- WORKING DATA
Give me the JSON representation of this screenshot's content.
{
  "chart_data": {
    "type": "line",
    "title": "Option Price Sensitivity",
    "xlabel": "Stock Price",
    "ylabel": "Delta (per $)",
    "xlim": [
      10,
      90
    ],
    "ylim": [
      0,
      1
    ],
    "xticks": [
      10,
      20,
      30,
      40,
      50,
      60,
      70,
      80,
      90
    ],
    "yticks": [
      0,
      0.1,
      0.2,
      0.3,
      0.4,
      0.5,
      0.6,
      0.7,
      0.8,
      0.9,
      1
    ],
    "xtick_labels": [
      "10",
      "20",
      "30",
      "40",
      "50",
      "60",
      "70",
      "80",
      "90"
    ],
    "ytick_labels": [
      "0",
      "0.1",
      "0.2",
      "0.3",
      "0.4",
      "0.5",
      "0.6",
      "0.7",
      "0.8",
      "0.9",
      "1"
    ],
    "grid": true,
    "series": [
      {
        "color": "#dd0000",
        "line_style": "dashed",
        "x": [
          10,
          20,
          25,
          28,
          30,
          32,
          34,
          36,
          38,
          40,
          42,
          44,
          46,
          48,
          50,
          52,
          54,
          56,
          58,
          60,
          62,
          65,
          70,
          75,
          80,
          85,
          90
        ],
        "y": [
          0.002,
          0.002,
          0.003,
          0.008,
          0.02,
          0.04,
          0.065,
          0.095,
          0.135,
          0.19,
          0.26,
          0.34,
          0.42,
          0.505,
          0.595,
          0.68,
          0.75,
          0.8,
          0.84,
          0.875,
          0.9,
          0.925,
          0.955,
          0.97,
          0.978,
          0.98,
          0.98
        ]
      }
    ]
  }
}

- EXERCISE DIRECTIONS
Nothing should be left out: return all of the records exactly.

- TASK OUTPUT
Give me the JSON representation of this screenshot's content.
{
  "chart_data": {
    "type": "line",
    "title": "Option Price Sensitivity",
    "xlabel": "Stock Price",
    "ylabel": "Delta (per $)",
    "xlim": [
      10,
      90
    ],
    "ylim": [
      0,
      1
    ],
    "xticks": [
      10,
      20,
      30,
      40,
      50,
      60,
      70,
      80,
      90
    ],
    "yticks": [
      0,
      0.1,
      0.2,
      0.3,
      0.4,
      0.5,
      0.6,
      0.7,
      0.8,
      0.9,
      1
    ],
    "xtick_labels": [
      "10",
      "20",
      "30",
      "40",
      "50",
      "60",
      "70",
      "80",
      "90"
    ],
    "ytick_labels": [
      "0",
      "0.1",
      "0.2",
      "0.3",
      "0.4",
      "0.5",
      "0.6",
      "0.7",
      "0.8",
      "0.9",
      "1"
    ],
    "grid": true,
    "series": [
      {
        "color": "#dd0000",
        "line_style": "dashed",
        "x": [
          10,
          20,
          25,
          28,
          30,
          32,
          34,
          36,
          38,
          40,
          42,
          44,
          46,
          48,
          50,
          52,
          54,
          56,
          58,
          60,
          62,
          65,
          70,
          75,
          80,
          85,
          90
        ],
        "y": [
          0.002,
          0.002,
          0.003,
          0.008,
          0.02,
          0.04,
          0.065,
          0.095,
          0.135,
          0.19,
          0.26,
          0.34,
          0.42,
          0.505,
          0.595,
          0.68,
          0.75,
          0.8,
          0.84,
          0.875,
          0.9,
          0.925,
          0.955,
          0.97,
          0.978,
          0.98,
          0.98
        ]
      }
    ]
  }
}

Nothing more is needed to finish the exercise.